From the listing below, extract every line containing "efficient".

Figure record listings:
▽

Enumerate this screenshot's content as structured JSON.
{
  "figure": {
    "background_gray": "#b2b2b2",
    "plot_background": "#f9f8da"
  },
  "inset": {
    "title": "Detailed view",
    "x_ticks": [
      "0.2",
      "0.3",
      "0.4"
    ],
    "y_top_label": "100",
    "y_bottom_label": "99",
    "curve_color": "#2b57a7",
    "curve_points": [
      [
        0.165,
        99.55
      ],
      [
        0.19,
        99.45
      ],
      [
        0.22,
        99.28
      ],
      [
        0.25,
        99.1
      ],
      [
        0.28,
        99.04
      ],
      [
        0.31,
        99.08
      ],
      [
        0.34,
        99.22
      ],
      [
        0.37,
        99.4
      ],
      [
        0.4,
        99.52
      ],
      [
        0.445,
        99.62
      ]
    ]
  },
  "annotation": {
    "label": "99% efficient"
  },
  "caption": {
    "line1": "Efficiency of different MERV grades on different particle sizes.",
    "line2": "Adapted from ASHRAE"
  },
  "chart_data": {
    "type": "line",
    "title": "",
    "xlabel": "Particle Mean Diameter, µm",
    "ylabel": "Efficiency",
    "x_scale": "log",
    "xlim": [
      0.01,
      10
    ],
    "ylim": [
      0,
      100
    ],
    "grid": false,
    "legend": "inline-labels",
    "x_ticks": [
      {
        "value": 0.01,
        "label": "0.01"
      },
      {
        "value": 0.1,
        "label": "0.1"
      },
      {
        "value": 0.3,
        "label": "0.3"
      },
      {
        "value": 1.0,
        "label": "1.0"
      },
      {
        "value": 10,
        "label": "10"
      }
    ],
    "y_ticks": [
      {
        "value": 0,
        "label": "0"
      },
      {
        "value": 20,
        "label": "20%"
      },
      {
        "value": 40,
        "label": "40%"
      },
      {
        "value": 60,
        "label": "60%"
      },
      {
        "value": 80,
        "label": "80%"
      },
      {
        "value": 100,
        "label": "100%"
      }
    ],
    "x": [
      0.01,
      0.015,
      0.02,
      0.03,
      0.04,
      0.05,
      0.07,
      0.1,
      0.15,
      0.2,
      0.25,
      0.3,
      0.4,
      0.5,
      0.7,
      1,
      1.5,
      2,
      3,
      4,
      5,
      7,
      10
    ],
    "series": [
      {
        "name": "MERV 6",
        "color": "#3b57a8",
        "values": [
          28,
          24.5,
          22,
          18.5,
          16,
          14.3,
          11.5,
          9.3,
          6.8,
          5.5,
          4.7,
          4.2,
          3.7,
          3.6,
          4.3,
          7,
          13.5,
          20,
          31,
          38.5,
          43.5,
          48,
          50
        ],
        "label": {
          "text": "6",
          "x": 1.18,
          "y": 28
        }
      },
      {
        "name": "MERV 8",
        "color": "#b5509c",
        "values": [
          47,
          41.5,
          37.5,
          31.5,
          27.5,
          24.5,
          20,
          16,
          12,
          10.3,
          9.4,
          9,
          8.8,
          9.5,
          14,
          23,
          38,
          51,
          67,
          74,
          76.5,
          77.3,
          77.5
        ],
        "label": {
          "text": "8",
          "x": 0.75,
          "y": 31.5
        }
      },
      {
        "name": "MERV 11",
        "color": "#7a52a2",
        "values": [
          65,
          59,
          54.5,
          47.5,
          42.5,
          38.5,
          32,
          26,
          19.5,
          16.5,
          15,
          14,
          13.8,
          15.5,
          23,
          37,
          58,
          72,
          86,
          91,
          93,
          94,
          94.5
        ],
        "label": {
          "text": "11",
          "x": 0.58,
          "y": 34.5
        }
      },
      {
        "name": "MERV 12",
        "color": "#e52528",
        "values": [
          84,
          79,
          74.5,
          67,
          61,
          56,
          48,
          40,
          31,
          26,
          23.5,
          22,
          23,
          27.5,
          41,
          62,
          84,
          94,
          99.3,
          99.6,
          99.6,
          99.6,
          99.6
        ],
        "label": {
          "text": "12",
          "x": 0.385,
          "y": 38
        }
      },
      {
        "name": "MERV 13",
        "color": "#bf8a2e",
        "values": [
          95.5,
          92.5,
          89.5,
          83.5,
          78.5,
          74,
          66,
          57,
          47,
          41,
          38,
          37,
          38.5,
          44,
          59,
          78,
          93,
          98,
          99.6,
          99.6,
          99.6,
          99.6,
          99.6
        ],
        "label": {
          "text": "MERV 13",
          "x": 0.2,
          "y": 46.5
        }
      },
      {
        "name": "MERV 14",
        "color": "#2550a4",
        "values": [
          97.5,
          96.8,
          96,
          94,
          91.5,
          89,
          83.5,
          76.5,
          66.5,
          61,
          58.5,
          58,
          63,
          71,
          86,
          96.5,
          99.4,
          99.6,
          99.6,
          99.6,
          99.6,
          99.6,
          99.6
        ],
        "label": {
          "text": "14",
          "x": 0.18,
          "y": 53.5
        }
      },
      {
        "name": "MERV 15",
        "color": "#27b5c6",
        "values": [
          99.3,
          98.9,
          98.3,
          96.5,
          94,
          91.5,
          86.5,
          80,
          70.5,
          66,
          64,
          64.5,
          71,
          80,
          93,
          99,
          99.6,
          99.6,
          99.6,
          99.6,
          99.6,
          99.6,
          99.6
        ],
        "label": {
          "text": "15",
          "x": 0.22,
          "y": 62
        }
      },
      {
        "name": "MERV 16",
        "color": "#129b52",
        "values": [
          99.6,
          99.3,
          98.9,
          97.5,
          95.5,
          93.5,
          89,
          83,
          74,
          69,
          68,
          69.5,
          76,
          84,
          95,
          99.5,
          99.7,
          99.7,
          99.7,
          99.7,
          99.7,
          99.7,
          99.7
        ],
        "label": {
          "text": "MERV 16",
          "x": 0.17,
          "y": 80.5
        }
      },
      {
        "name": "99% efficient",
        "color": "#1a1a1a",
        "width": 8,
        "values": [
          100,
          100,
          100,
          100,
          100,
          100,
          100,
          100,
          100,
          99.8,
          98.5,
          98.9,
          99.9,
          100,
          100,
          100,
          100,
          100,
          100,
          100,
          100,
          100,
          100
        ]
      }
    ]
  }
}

△

**Problem solution:**
    "label": "99% efficient"
        "name": "99% efficient",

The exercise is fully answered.